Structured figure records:
----------------

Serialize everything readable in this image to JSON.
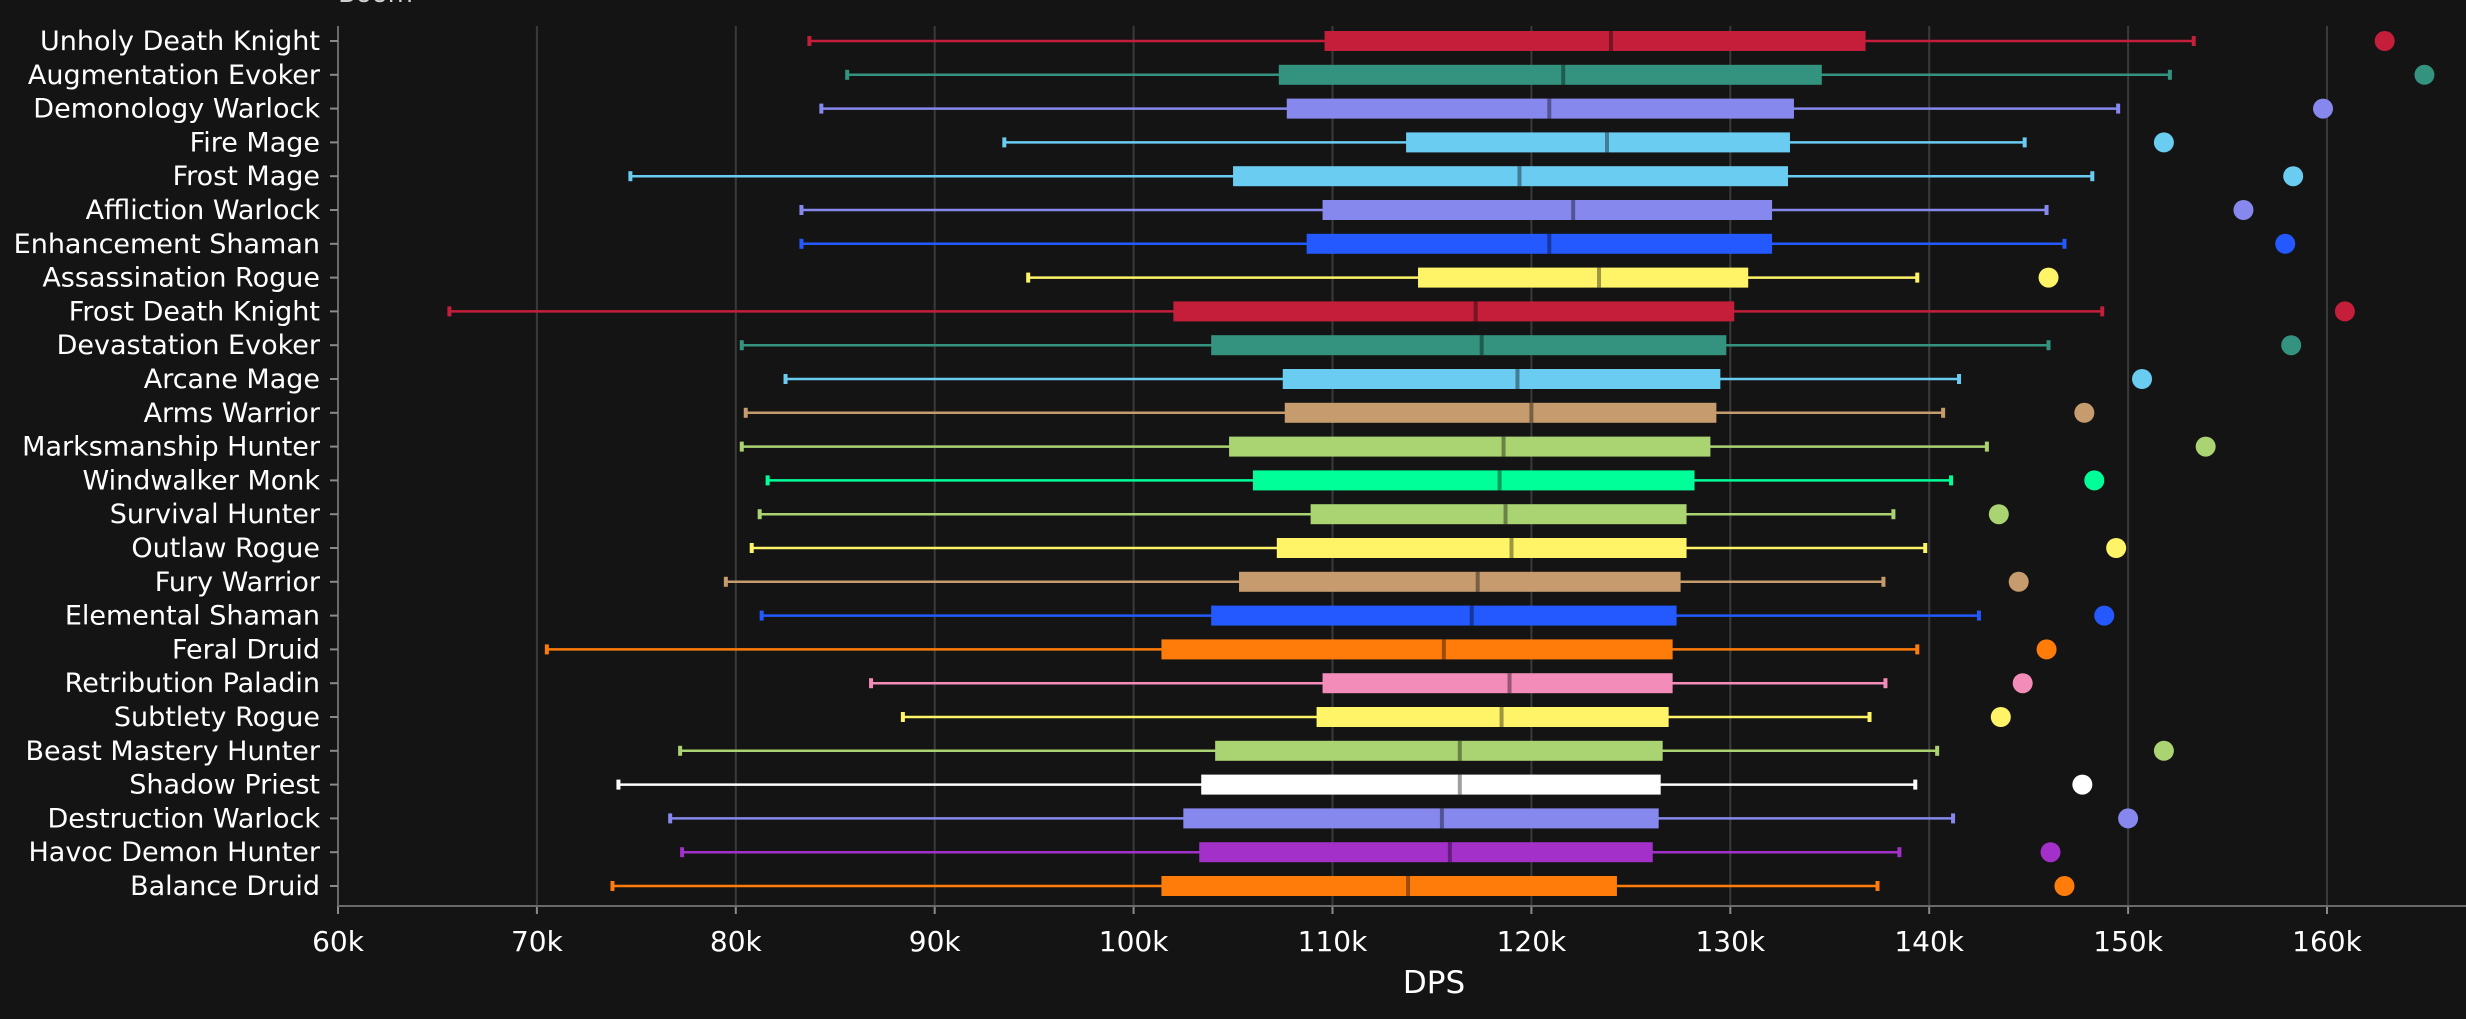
{
  "chart_data": {
    "type": "box",
    "title": "Boom",
    "xlabel": "DPS",
    "ylabel": "",
    "xlim": [
      60000,
      165000
    ],
    "x_ticks": [
      60000,
      70000,
      80000,
      90000,
      100000,
      110000,
      120000,
      130000,
      140000,
      150000,
      160000
    ],
    "x_tick_labels": [
      "60k",
      "70k",
      "80k",
      "90k",
      "100k",
      "110k",
      "120k",
      "130k",
      "140k",
      "150k",
      "160k"
    ],
    "grid": "vertical",
    "series": [
      {
        "name": "Unholy Death Knight",
        "color": "#c41e3a",
        "min": 83700,
        "q1": 109600,
        "median": 124000,
        "q3": 136800,
        "max": 153300,
        "max_point": 162900
      },
      {
        "name": "Augmentation Evoker",
        "color": "#33937f",
        "min": 85600,
        "q1": 107300,
        "median": 121600,
        "q3": 134600,
        "max": 152100,
        "max_point": 164900
      },
      {
        "name": "Demonology Warlock",
        "color": "#8788ee",
        "min": 84300,
        "q1": 107700,
        "median": 120900,
        "q3": 133200,
        "max": 149500,
        "max_point": 159800
      },
      {
        "name": "Fire Mage",
        "color": "#69ccf0",
        "min": 93500,
        "q1": 113700,
        "median": 123800,
        "q3": 133000,
        "max": 144800,
        "max_point": 151800
      },
      {
        "name": "Frost Mage",
        "color": "#69ccf0",
        "min": 74700,
        "q1": 105000,
        "median": 119400,
        "q3": 132900,
        "max": 148200,
        "max_point": 158300
      },
      {
        "name": "Affliction Warlock",
        "color": "#8788ee",
        "min": 83300,
        "q1": 109500,
        "median": 122100,
        "q3": 132100,
        "max": 145900,
        "max_point": 155800
      },
      {
        "name": "Enhancement Shaman",
        "color": "#2359ff",
        "min": 83300,
        "q1": 108700,
        "median": 120900,
        "q3": 132100,
        "max": 146800,
        "max_point": 157900
      },
      {
        "name": "Assassination Rogue",
        "color": "#fff468",
        "min": 94700,
        "q1": 114300,
        "median": 123400,
        "q3": 130900,
        "max": 139400,
        "max_point": 146000
      },
      {
        "name": "Frost Death Knight",
        "color": "#c41e3a",
        "min": 65600,
        "q1": 102000,
        "median": 117200,
        "q3": 130200,
        "max": 148700,
        "max_point": 160900
      },
      {
        "name": "Devastation Evoker",
        "color": "#33937f",
        "min": 80300,
        "q1": 103900,
        "median": 117500,
        "q3": 129800,
        "max": 146000,
        "max_point": 158200
      },
      {
        "name": "Arcane Mage",
        "color": "#69ccf0",
        "min": 82500,
        "q1": 107500,
        "median": 119300,
        "q3": 129500,
        "max": 141500,
        "max_point": 150700
      },
      {
        "name": "Arms Warrior",
        "color": "#c69b6d",
        "min": 80500,
        "q1": 107600,
        "median": 120000,
        "q3": 129300,
        "max": 140700,
        "max_point": 147800
      },
      {
        "name": "Marksmanship Hunter",
        "color": "#aad372",
        "min": 80300,
        "q1": 104800,
        "median": 118600,
        "q3": 129000,
        "max": 142900,
        "max_point": 153900
      },
      {
        "name": "Windwalker Monk",
        "color": "#00ff98",
        "min": 81600,
        "q1": 106000,
        "median": 118400,
        "q3": 128200,
        "max": 141100,
        "max_point": 148300
      },
      {
        "name": "Survival Hunter",
        "color": "#aad372",
        "min": 81200,
        "q1": 108900,
        "median": 118700,
        "q3": 127800,
        "max": 138200,
        "max_point": 143500
      },
      {
        "name": "Outlaw Rogue",
        "color": "#fff468",
        "min": 80800,
        "q1": 107200,
        "median": 119000,
        "q3": 127800,
        "max": 139800,
        "max_point": 149400
      },
      {
        "name": "Fury Warrior",
        "color": "#c69b6d",
        "min": 79500,
        "q1": 105300,
        "median": 117300,
        "q3": 127500,
        "max": 137700,
        "max_point": 144500
      },
      {
        "name": "Elemental Shaman",
        "color": "#2359ff",
        "min": 81300,
        "q1": 103900,
        "median": 117000,
        "q3": 127300,
        "max": 142500,
        "max_point": 148800
      },
      {
        "name": "Feral Druid",
        "color": "#ff7c0a",
        "min": 70500,
        "q1": 101400,
        "median": 115600,
        "q3": 127100,
        "max": 139400,
        "max_point": 145900
      },
      {
        "name": "Retribution Paladin",
        "color": "#f48cba",
        "min": 86800,
        "q1": 109500,
        "median": 118900,
        "q3": 127100,
        "max": 137800,
        "max_point": 144700
      },
      {
        "name": "Subtlety Rogue",
        "color": "#fff468",
        "min": 88400,
        "q1": 109200,
        "median": 118500,
        "q3": 126900,
        "max": 137000,
        "max_point": 143600
      },
      {
        "name": "Beast Mastery Hunter",
        "color": "#aad372",
        "min": 77200,
        "q1": 104100,
        "median": 116400,
        "q3": 126600,
        "max": 140400,
        "max_point": 151800
      },
      {
        "name": "Shadow Priest",
        "color": "#ffffff",
        "min": 74100,
        "q1": 103400,
        "median": 116400,
        "q3": 126500,
        "max": 139300,
        "max_point": 147700
      },
      {
        "name": "Destruction Warlock",
        "color": "#8788ee",
        "min": 76700,
        "q1": 102500,
        "median": 115500,
        "q3": 126400,
        "max": 141200,
        "max_point": 150000
      },
      {
        "name": "Havoc Demon Hunter",
        "color": "#a330c9",
        "min": 77300,
        "q1": 103300,
        "median": 115900,
        "q3": 126100,
        "max": 138500,
        "max_point": 146100
      },
      {
        "name": "Balance Druid",
        "color": "#ff7c0a",
        "min": 73800,
        "q1": 101400,
        "median": 113800,
        "q3": 124300,
        "max": 137400,
        "max_point": 146800
      }
    ]
  }
}
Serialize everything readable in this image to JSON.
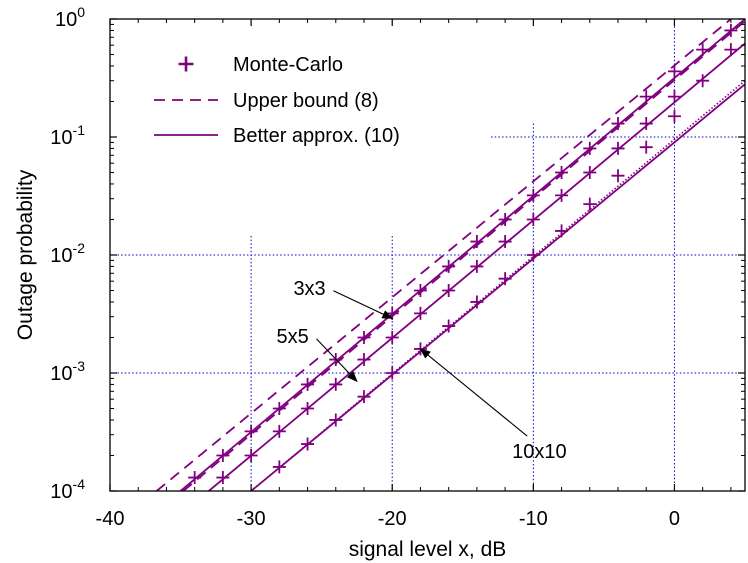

----------------

TASK TO CARRY OUT: Repeat the records above verbatim, with no pictures in the result.

RIGHT ANSWER:
Serialize everything readable in this image to JSON.
{
  "chart_data": {
    "type": "box",
    "title": "Boom",
    "xlabel": "DPS",
    "ylabel": "",
    "xlim": [
      60000,
      165000
    ],
    "x_ticks": [
      60000,
      70000,
      80000,
      90000,
      100000,
      110000,
      120000,
      130000,
      140000,
      150000,
      160000
    ],
    "x_tick_labels": [
      "60k",
      "70k",
      "80k",
      "90k",
      "100k",
      "110k",
      "120k",
      "130k",
      "140k",
      "150k",
      "160k"
    ],
    "grid": "vertical",
    "series": [
      {
        "name": "Unholy Death Knight",
        "color": "#c41e3a",
        "min": 83700,
        "q1": 109600,
        "median": 124000,
        "q3": 136800,
        "max": 153300,
        "max_point": 162900
      },
      {
        "name": "Augmentation Evoker",
        "color": "#33937f",
        "min": 85600,
        "q1": 107300,
        "median": 121600,
        "q3": 134600,
        "max": 152100,
        "max_point": 164900
      },
      {
        "name": "Demonology Warlock",
        "color": "#8788ee",
        "min": 84300,
        "q1": 107700,
        "median": 120900,
        "q3": 133200,
        "max": 149500,
        "max_point": 159800
      },
      {
        "name": "Fire Mage",
        "color": "#69ccf0",
        "min": 93500,
        "q1": 113700,
        "median": 123800,
        "q3": 133000,
        "max": 144800,
        "max_point": 151800
      },
      {
        "name": "Frost Mage",
        "color": "#69ccf0",
        "min": 74700,
        "q1": 105000,
        "median": 119400,
        "q3": 132900,
        "max": 148200,
        "max_point": 158300
      },
      {
        "name": "Affliction Warlock",
        "color": "#8788ee",
        "min": 83300,
        "q1": 109500,
        "median": 122100,
        "q3": 132100,
        "max": 145900,
        "max_point": 155800
      },
      {
        "name": "Enhancement Shaman",
        "color": "#2359ff",
        "min": 83300,
        "q1": 108700,
        "median": 120900,
        "q3": 132100,
        "max": 146800,
        "max_point": 157900
      },
      {
        "name": "Assassination Rogue",
        "color": "#fff468",
        "min": 94700,
        "q1": 114300,
        "median": 123400,
        "q3": 130900,
        "max": 139400,
        "max_point": 146000
      },
      {
        "name": "Frost Death Knight",
        "color": "#c41e3a",
        "min": 65600,
        "q1": 102000,
        "median": 117200,
        "q3": 130200,
        "max": 148700,
        "max_point": 160900
      },
      {
        "name": "Devastation Evoker",
        "color": "#33937f",
        "min": 80300,
        "q1": 103900,
        "median": 117500,
        "q3": 129800,
        "max": 146000,
        "max_point": 158200
      },
      {
        "name": "Arcane Mage",
        "color": "#69ccf0",
        "min": 82500,
        "q1": 107500,
        "median": 119300,
        "q3": 129500,
        "max": 141500,
        "max_point": 150700
      },
      {
        "name": "Arms Warrior",
        "color": "#c69b6d",
        "min": 80500,
        "q1": 107600,
        "median": 120000,
        "q3": 129300,
        "max": 140700,
        "max_point": 147800
      },
      {
        "name": "Marksmanship Hunter",
        "color": "#aad372",
        "min": 80300,
        "q1": 104800,
        "median": 118600,
        "q3": 129000,
        "max": 142900,
        "max_point": 153900
      },
      {
        "name": "Windwalker Monk",
        "color": "#00ff98",
        "min": 81600,
        "q1": 106000,
        "median": 118400,
        "q3": 128200,
        "max": 141100,
        "max_point": 148300
      },
      {
        "name": "Survival Hunter",
        "color": "#aad372",
        "min": 81200,
        "q1": 108900,
        "median": 118700,
        "q3": 127800,
        "max": 138200,
        "max_point": 143500
      },
      {
        "name": "Outlaw Rogue",
        "color": "#fff468",
        "min": 80800,
        "q1": 107200,
        "median": 119000,
        "q3": 127800,
        "max": 139800,
        "max_point": 149400
      },
      {
        "name": "Fury Warrior",
        "color": "#c69b6d",
        "min": 79500,
        "q1": 105300,
        "median": 117300,
        "q3": 127500,
        "max": 137700,
        "max_point": 144500
      },
      {
        "name": "Elemental Shaman",
        "color": "#2359ff",
        "min": 81300,
        "q1": 103900,
        "median": 117000,
        "q3": 127300,
        "max": 142500,
        "max_point": 148800
      },
      {
        "name": "Feral Druid",
        "color": "#ff7c0a",
        "min": 70500,
        "q1": 101400,
        "median": 115600,
        "q3": 127100,
        "max": 139400,
        "max_point": 145900
      },
      {
        "name": "Retribution Paladin",
        "color": "#f48cba",
        "min": 86800,
        "q1": 109500,
        "median": 118900,
        "q3": 127100,
        "max": 137800,
        "max_point": 144700
      },
      {
        "name": "Subtlety Rogue",
        "color": "#fff468",
        "min": 88400,
        "q1": 109200,
        "median": 118500,
        "q3": 126900,
        "max": 137000,
        "max_point": 143600
      },
      {
        "name": "Beast Mastery Hunter",
        "color": "#aad372",
        "min": 77200,
        "q1": 104100,
        "median": 116400,
        "q3": 126600,
        "max": 140400,
        "max_point": 151800
      },
      {
        "name": "Shadow Priest",
        "color": "#ffffff",
        "min": 74100,
        "q1": 103400,
        "median": 116400,
        "q3": 126500,
        "max": 139300,
        "max_point": 147700
      },
      {
        "name": "Destruction Warlock",
        "color": "#8788ee",
        "min": 76700,
        "q1": 102500,
        "median": 115500,
        "q3": 126400,
        "max": 141200,
        "max_point": 150000
      },
      {
        "name": "Havoc Demon Hunter",
        "color": "#a330c9",
        "min": 77300,
        "q1": 103300,
        "median": 115900,
        "q3": 126100,
        "max": 138500,
        "max_point": 146100
      },
      {
        "name": "Balance Druid",
        "color": "#ff7c0a",
        "min": 73800,
        "q1": 101400,
        "median": 113800,
        "q3": 124300,
        "max": 137400,
        "max_point": 146800
      }
    ]
  }
}
Serialize everything readable in this image to JSON.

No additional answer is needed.